▸ Stated task: Substitute "Labor Cost" for "Materials Cost" in the lines that begin at the first of the lines below and stop after the line containing "chevron-down-icon: ▾ <box>507", both ends included. Reproduce only those lines and leave everything else unchanged.

━━ Entries supplied

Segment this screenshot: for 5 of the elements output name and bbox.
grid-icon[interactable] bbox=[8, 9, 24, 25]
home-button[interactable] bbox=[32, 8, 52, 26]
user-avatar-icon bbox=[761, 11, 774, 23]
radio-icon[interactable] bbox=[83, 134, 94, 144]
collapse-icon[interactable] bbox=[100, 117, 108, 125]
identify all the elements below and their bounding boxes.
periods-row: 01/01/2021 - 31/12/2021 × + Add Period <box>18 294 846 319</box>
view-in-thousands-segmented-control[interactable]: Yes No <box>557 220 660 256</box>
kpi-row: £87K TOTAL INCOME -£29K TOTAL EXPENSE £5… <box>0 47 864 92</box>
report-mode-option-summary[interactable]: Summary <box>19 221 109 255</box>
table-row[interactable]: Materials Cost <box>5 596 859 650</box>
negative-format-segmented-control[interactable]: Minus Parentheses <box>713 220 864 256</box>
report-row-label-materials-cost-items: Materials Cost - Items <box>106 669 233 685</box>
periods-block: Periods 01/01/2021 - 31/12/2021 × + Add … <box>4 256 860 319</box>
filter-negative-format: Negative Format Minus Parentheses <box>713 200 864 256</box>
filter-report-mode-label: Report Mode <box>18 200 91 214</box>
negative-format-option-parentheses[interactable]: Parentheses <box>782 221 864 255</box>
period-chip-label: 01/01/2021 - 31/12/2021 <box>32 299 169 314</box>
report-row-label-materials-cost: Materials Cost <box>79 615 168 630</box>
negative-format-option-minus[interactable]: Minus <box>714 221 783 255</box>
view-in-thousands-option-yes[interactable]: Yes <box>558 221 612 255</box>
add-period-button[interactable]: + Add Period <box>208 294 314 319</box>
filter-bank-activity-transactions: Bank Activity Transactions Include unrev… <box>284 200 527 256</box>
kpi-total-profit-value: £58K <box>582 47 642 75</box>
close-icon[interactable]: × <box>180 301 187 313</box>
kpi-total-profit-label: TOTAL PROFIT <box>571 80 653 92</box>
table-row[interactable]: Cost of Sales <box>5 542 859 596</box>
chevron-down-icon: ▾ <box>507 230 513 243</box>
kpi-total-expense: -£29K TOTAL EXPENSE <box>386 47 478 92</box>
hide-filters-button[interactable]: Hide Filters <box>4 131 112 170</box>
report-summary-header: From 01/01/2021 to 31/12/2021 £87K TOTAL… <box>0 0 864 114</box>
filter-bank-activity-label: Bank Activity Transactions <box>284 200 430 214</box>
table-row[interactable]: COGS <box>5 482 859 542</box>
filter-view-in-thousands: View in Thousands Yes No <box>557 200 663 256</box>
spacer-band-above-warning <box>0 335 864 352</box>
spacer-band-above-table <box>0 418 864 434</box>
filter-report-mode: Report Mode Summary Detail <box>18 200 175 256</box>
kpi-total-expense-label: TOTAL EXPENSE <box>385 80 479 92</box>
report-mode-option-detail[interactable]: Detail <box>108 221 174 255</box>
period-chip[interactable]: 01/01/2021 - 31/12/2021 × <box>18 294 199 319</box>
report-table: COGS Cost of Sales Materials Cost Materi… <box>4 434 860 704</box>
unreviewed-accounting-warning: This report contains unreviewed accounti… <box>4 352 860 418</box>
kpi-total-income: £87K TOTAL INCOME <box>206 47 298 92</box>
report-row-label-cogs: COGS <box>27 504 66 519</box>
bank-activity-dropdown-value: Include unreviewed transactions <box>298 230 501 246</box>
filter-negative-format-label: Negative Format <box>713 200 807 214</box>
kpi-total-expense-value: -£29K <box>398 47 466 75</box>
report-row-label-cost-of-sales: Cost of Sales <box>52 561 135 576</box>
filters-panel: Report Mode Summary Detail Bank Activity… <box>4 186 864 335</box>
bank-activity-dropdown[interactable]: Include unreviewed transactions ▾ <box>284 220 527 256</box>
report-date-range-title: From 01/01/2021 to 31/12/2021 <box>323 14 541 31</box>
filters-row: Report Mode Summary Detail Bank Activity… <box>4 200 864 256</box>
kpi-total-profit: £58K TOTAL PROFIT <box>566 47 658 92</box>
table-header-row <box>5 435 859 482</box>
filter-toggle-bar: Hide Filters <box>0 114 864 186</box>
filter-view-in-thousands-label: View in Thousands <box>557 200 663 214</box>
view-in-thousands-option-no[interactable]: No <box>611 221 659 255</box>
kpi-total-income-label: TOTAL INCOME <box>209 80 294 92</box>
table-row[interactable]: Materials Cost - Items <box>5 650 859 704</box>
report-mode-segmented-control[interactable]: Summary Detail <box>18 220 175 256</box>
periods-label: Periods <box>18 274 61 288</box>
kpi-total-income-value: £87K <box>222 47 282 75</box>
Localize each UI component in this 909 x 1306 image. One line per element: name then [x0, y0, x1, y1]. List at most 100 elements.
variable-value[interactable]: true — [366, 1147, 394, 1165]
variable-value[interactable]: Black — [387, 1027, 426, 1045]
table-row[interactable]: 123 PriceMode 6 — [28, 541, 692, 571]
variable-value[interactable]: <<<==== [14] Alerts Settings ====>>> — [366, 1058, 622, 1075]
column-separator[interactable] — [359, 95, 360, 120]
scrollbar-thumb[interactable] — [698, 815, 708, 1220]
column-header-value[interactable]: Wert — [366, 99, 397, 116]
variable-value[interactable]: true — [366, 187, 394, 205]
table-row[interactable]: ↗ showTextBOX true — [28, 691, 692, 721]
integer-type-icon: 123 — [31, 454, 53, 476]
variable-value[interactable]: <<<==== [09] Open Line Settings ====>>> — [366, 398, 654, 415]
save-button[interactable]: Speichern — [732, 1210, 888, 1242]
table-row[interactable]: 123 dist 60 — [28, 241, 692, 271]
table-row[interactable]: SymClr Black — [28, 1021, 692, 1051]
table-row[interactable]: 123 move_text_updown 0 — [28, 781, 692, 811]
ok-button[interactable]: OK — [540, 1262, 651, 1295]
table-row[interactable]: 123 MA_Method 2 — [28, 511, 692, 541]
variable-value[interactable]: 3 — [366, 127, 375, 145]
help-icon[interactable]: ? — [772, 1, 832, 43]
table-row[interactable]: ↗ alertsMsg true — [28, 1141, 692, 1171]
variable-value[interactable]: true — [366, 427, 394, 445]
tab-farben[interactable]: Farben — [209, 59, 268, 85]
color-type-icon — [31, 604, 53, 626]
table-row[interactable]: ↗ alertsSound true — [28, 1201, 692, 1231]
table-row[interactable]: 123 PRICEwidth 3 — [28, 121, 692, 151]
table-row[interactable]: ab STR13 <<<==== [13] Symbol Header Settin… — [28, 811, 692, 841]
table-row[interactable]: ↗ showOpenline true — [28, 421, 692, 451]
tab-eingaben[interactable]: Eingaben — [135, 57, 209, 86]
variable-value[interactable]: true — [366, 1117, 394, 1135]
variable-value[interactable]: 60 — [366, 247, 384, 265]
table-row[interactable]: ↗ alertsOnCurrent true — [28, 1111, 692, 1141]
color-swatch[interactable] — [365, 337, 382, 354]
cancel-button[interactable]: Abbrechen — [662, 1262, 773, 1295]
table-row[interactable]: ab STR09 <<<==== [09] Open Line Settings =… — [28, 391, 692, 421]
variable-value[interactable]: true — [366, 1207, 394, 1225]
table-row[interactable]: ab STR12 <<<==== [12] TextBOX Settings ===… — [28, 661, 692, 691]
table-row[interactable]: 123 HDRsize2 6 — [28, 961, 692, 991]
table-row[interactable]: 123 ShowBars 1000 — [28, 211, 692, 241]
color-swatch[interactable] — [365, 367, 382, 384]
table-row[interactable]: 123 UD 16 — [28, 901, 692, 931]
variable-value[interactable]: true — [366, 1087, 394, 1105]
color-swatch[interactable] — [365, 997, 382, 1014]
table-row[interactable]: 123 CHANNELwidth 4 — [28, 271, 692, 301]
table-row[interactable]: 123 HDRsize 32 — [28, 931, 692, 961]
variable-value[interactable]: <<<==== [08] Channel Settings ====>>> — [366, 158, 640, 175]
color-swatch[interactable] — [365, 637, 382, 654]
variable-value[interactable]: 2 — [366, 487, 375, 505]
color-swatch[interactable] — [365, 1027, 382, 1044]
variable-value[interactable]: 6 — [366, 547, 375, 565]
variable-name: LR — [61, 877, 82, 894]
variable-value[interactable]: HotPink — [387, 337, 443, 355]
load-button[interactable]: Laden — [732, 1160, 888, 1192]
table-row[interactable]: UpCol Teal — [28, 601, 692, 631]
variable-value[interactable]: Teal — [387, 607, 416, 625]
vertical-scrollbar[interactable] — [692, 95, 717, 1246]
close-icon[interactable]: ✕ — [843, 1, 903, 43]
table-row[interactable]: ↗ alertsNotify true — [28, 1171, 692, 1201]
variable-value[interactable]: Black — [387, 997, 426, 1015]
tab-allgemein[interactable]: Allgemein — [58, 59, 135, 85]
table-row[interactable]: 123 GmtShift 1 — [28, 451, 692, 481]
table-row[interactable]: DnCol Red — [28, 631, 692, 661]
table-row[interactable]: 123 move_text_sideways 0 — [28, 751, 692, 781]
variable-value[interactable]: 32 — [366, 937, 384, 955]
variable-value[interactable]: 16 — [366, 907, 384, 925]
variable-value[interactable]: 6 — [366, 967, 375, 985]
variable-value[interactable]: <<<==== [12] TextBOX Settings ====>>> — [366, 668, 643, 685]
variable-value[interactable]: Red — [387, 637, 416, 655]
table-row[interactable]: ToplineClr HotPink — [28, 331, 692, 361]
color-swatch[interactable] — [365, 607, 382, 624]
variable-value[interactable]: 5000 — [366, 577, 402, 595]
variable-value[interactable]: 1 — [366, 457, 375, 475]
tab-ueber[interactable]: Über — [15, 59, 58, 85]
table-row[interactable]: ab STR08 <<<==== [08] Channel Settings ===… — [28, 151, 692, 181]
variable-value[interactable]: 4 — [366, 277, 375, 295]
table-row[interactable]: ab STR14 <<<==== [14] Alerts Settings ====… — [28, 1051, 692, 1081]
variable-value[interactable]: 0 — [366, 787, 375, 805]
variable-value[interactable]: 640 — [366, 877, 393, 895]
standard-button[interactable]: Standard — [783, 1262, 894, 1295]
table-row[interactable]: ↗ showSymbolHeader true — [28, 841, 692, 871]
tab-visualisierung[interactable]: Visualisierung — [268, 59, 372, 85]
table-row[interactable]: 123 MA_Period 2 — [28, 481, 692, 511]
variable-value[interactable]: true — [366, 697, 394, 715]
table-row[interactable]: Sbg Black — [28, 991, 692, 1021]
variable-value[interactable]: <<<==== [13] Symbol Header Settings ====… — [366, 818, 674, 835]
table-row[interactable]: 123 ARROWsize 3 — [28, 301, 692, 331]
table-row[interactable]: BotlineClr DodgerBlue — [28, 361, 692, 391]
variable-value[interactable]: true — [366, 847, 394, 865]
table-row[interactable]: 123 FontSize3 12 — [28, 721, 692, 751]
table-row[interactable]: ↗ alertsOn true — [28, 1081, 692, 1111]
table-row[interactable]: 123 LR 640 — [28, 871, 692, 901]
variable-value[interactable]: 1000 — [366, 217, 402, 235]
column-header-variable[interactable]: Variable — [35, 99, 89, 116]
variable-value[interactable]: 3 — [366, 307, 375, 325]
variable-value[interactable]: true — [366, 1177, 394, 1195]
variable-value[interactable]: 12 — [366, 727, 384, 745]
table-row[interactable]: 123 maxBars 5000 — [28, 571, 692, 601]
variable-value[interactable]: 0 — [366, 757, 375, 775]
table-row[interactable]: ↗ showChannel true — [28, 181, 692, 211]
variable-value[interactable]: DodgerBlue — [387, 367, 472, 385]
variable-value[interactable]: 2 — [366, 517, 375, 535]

━━━━

▸ Response to this exercise:
Segment this screenshot: for 5 of the elements output name and bbox.
grid-icon[interactable] bbox=[8, 9, 24, 25]
home-button[interactable] bbox=[32, 8, 52, 26]
user-avatar-icon bbox=[761, 11, 774, 23]
radio-icon[interactable] bbox=[83, 134, 94, 144]
collapse-icon[interactable] bbox=[100, 117, 108, 125]
identify all the elements below and their bounding boxes.
periods-row: 01/01/2021 - 31/12/2021 × + Add Period <box>18 294 846 319</box>
view-in-thousands-segmented-control[interactable]: Yes No <box>557 220 660 256</box>
kpi-row: £87K TOTAL INCOME -£29K TOTAL EXPENSE £5… <box>0 47 864 92</box>
report-mode-option-summary[interactable]: Summary <box>19 221 109 255</box>
table-row[interactable]: Labor Cost <box>5 596 859 650</box>
negative-format-segmented-control[interactable]: Minus Parentheses <box>713 220 864 256</box>
report-row-label-materials-cost-items: Labor Cost - Items <box>106 669 233 685</box>
periods-block: Periods 01/01/2021 - 31/12/2021 × + Add … <box>4 256 860 319</box>
filter-negative-format: Negative Format Minus Parentheses <box>713 200 864 256</box>
filter-report-mode-label: Report Mode <box>18 200 91 214</box>
negative-format-option-parentheses[interactable]: Parentheses <box>782 221 864 255</box>
period-chip-label: 01/01/2021 - 31/12/2021 <box>32 299 169 314</box>
report-row-label-materials-cost: Labor Cost <box>79 615 168 630</box>
negative-format-option-minus[interactable]: Minus <box>714 221 783 255</box>
view-in-thousands-option-yes[interactable]: Yes <box>558 221 612 255</box>
add-period-button[interactable]: + Add Period <box>208 294 314 319</box>
filter-bank-activity-transactions: Bank Activity Transactions Include unrev… <box>284 200 527 256</box>
kpi-total-profit-value: £58K <box>582 47 642 75</box>
close-icon[interactable]: × <box>180 301 187 313</box>
kpi-total-profit-label: TOTAL PROFIT <box>571 80 653 92</box>
table-row[interactable]: Cost of Sales <box>5 542 859 596</box>
chevron-down-icon: ▾ <box>507 230 513 243</box>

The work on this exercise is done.